**STATED PROBLEM**
Omit all images, then return the remaining material exactly as it stands.

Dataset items
--*--
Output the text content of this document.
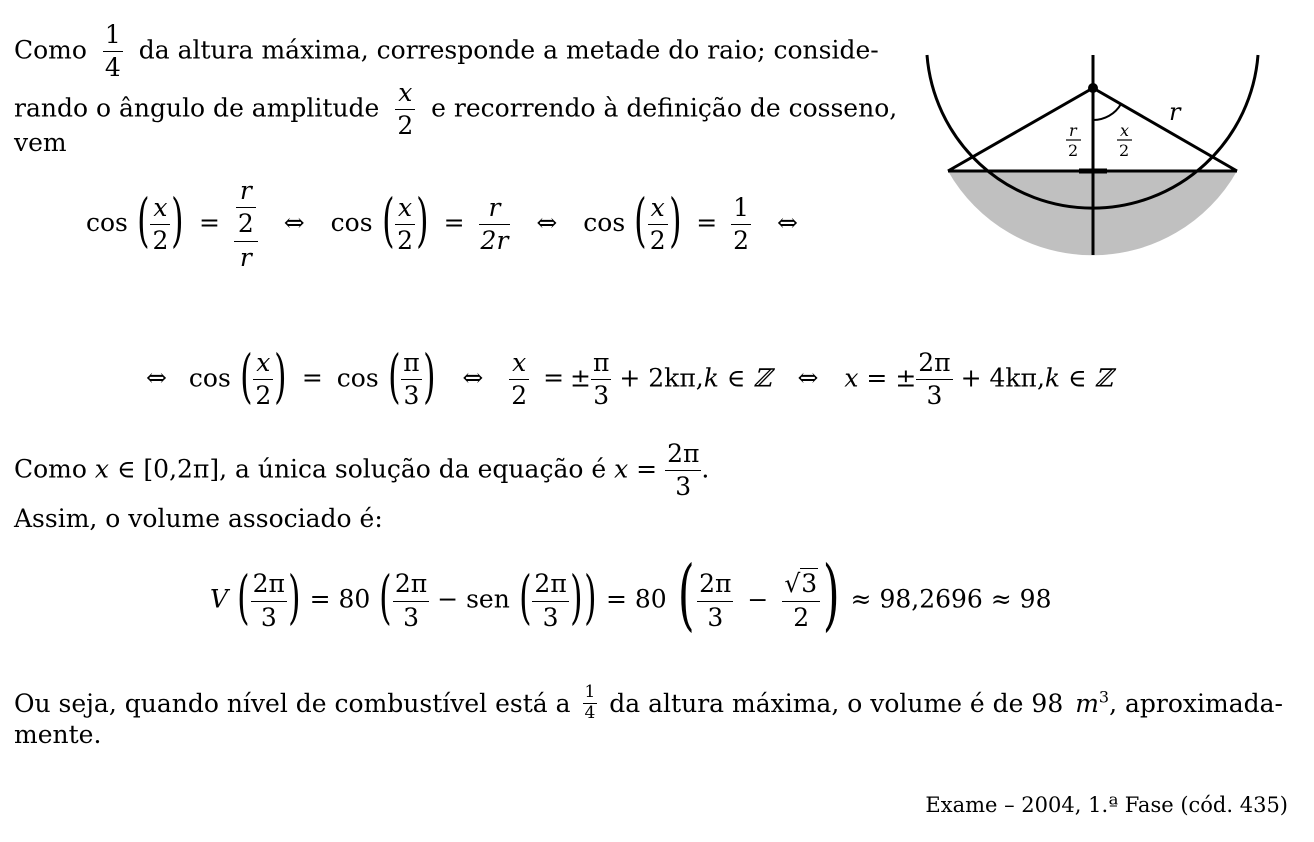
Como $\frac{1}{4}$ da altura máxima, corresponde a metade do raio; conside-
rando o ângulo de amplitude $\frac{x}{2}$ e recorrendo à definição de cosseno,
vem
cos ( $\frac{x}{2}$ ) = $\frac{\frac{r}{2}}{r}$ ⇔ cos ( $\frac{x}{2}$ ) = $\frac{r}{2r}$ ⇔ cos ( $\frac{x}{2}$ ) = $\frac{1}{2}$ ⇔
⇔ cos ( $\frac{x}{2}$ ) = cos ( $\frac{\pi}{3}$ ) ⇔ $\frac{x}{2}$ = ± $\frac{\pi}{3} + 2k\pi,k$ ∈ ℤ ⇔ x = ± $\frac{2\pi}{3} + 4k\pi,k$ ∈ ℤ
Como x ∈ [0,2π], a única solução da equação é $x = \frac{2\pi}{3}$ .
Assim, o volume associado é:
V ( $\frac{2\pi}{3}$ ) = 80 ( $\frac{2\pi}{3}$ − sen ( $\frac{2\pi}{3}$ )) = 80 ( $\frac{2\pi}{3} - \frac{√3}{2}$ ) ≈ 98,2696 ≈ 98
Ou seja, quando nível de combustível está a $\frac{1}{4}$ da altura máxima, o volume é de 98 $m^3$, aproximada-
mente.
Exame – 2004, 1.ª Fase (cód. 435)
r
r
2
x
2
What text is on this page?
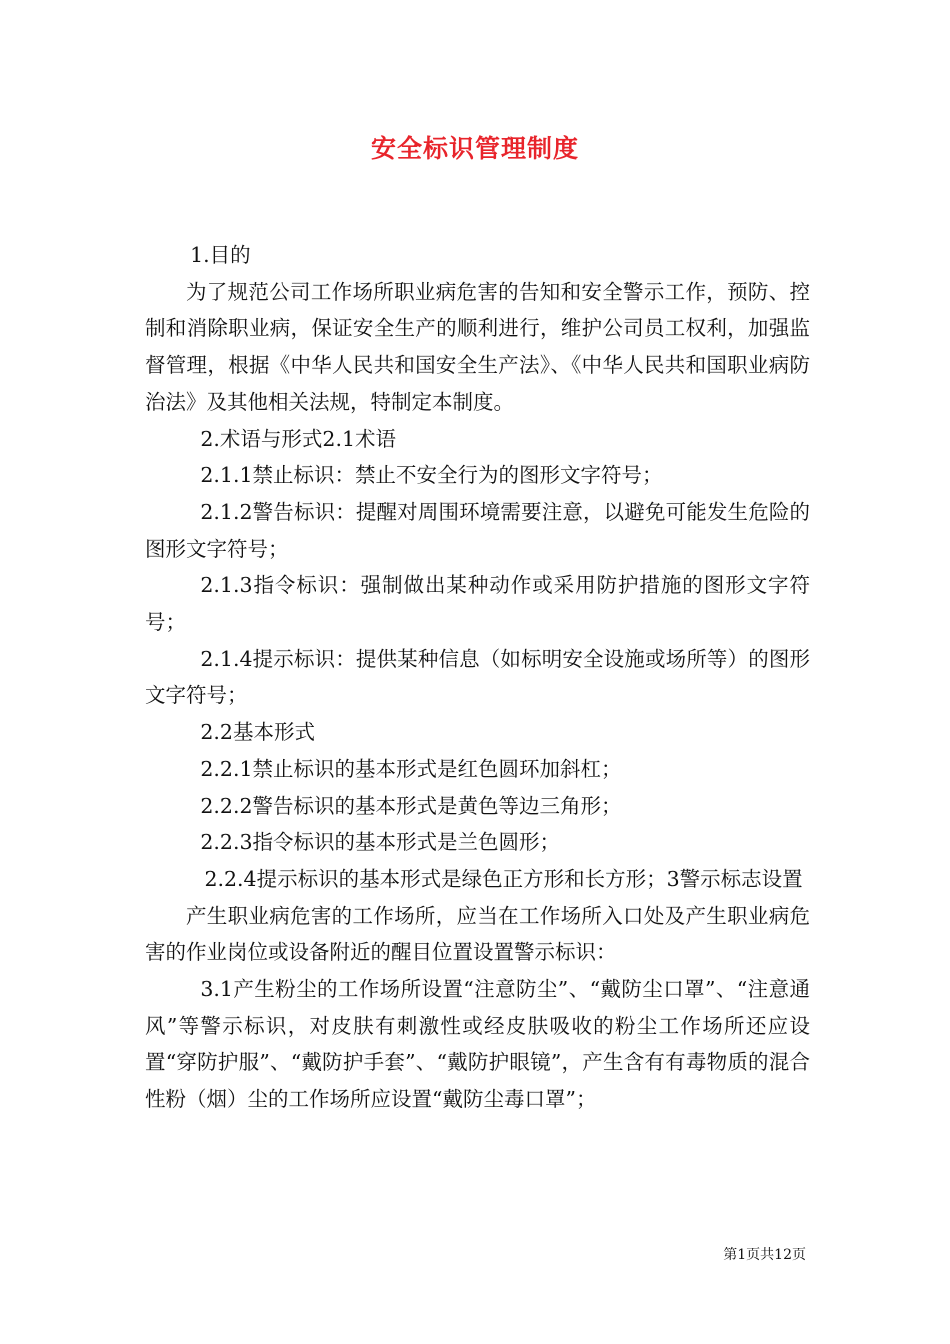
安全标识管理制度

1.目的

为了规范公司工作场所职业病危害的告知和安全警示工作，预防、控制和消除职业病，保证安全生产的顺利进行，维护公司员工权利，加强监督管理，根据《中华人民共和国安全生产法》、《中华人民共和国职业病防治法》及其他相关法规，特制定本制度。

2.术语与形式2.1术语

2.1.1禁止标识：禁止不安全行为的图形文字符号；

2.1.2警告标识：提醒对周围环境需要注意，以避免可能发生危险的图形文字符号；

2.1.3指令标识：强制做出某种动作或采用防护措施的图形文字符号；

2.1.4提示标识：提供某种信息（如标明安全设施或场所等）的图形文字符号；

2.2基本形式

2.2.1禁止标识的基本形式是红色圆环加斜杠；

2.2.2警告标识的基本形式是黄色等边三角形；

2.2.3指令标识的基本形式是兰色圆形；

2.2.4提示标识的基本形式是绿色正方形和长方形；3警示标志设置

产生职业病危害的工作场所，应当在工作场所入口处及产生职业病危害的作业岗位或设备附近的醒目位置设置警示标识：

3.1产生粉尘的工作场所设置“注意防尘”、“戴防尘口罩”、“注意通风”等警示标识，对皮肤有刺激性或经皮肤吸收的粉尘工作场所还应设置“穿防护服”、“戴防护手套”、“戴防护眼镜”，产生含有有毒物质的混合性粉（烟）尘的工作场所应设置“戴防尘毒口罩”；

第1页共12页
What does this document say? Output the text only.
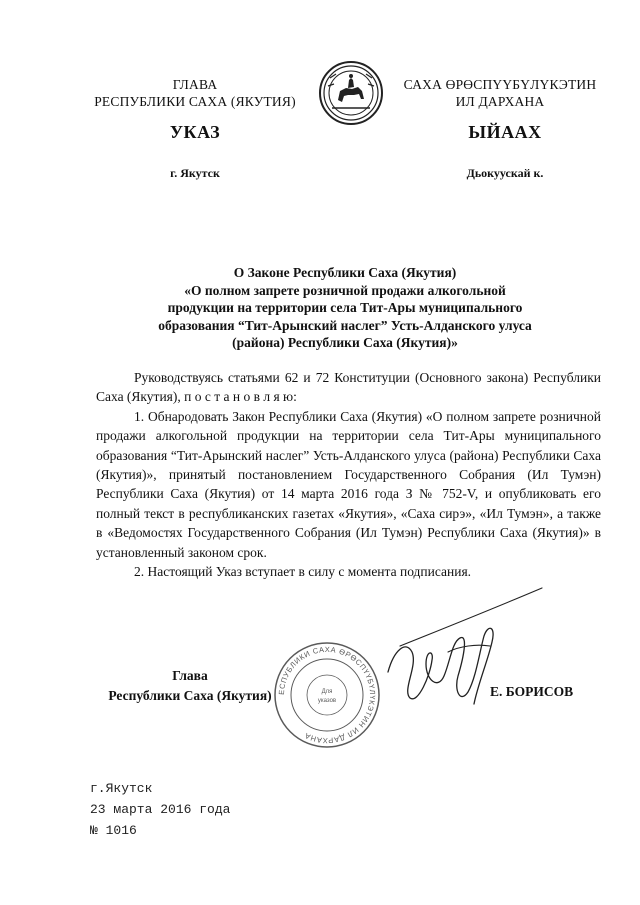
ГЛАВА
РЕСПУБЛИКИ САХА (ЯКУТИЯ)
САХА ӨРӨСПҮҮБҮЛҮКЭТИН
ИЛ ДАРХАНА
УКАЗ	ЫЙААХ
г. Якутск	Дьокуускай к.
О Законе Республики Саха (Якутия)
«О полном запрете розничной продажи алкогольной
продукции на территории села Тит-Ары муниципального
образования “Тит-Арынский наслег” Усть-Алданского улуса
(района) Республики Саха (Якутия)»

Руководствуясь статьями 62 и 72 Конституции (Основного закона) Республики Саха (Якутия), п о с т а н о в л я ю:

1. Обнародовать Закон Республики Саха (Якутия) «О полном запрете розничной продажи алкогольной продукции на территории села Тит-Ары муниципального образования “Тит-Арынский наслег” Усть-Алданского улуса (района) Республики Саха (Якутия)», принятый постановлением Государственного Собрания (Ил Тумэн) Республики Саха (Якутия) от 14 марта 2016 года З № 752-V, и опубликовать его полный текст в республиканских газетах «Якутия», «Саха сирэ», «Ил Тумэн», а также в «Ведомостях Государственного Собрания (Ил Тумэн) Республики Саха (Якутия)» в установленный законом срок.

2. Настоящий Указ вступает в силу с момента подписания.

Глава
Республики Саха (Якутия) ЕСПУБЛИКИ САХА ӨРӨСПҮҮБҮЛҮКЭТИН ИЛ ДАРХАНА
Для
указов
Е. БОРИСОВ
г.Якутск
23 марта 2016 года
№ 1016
--*--
**ANSWER FOR THE TASK**
Output the text content of this document.
Como $\frac{1}{4}$ da altura máxima, corresponde a metade do raio; conside-
rando o ângulo de amplitude $\frac{x}{2}$ e recorrendo à definição de cosseno,
vem
cos ( $\frac{x}{2}$ ) = $\frac{\frac{r}{2}}{r}$ ⇔ cos ( $\frac{x}{2}$ ) = $\frac{r}{2r}$ ⇔ cos ( $\frac{x}{2}$ ) = $\frac{1}{2}$ ⇔
⇔ cos ( $\frac{x}{2}$ ) = cos ( $\frac{\pi}{3}$ ) ⇔ $\frac{x}{2}$ = ± $\frac{\pi}{3} + 2k\pi,k$ ∈ ℤ ⇔ x = ± $\frac{2\pi}{3} + 4k\pi,k$ ∈ ℤ
Como x ∈ [0,2π], a única solução da equação é $x = \frac{2\pi}{3}$ .
Assim, o volume associado é:
V ( $\frac{2\pi}{3}$ ) = 80 ( $\frac{2\pi}{3}$ − sen ( $\frac{2\pi}{3}$ )) = 80 ( $\frac{2\pi}{3} - \frac{√3}{2}$ ) ≈ 98,2696 ≈ 98
Ou seja, quando nível de combustível está a $\frac{1}{4}$ da altura máxima, o volume é de 98 $m^3$, aproximada-
mente.
Exame – 2004, 1.ª Fase (cód. 435)
r
r
2
x
2
What text is on this page?
安全标识管理制度

1.目的

为了规范公司工作场所职业病危害的告知和安全警示工作，预防、控制和消除职业病，保证安全生产的顺利进行，维护公司员工权利，加强监督管理，根据《中华人民共和国安全生产法》、《中华人民共和国职业病防治法》及其他相关法规，特制定本制度。

2.术语与形式2.1术语

2.1.1禁止标识：禁止不安全行为的图形文字符号；

2.1.2警告标识：提醒对周围环境需要注意，以避免可能发生危险的图形文字符号；

2.1.3指令标识：强制做出某种动作或采用防护措施的图形文字符号；

2.1.4提示标识：提供某种信息（如标明安全设施或场所等）的图形文字符号；

2.2基本形式

2.2.1禁止标识的基本形式是红色圆环加斜杠；

2.2.2警告标识的基本形式是黄色等边三角形；

2.2.3指令标识的基本形式是兰色圆形；

2.2.4提示标识的基本形式是绿色正方形和长方形；3警示标志设置

产生职业病危害的工作场所，应当在工作场所入口处及产生职业病危害的作业岗位或设备附近的醒目位置设置警示标识：

3.1产生粉尘的工作场所设置“注意防尘”、“戴防尘口罩”、“注意通风”等警示标识，对皮肤有刺激性或经皮肤吸收的粉尘工作场所还应设置“穿防护服”、“戴防护手套”、“戴防护眼镜”，产生含有有毒物质的混合性粉（烟）尘的工作场所应设置“戴防尘毒口罩”；

第1页共12页
What does this document say? Output the text only.
ГЛАВА
РЕСПУБЛИКИ САХА (ЯКУТИЯ)
САХА ӨРӨСПҮҮБҮЛҮКЭТИН
ИЛ ДАРХАНА
УКАЗ	ЫЙААХ
г. Якутск	Дьокуускай к.
О Законе Республики Саха (Якутия)
«О полном запрете розничной продажи алкогольной
продукции на территории села Тит-Ары муниципального
образования “Тит-Арынский наслег” Усть-Алданского улуса
(района) Республики Саха (Якутия)»

Руководствуясь статьями 62 и 72 Конституции (Основного закона) Республики Саха (Якутия), п о с т а н о в л я ю:

1. Обнародовать Закон Республики Саха (Якутия) «О полном запрете розничной продажи алкогольной продукции на территории села Тит-Ары муниципального образования “Тит-Арынский наслег” Усть-Алданского улуса (района) Республики Саха (Якутия)», принятый постановлением Государственного Собрания (Ил Тумэн) Республики Саха (Якутия) от 14 марта 2016 года З № 752-V, и опубликовать его полный текст в республиканских газетах «Якутия», «Саха сирэ», «Ил Тумэн», а также в «Ведомостях Государственного Собрания (Ил Тумэн) Республики Саха (Якутия)» в установленный законом срок.

2. Настоящий Указ вступает в силу с момента подписания.

Глава
Республики Саха (Якутия) ЕСПУБЛИКИ САХА ӨРӨСПҮҮБҮЛҮКЭТИН ИЛ ДАРХАНА
Для
указов
Е. БОРИСОВ
г.Якутск
23 марта 2016 года
№ 1016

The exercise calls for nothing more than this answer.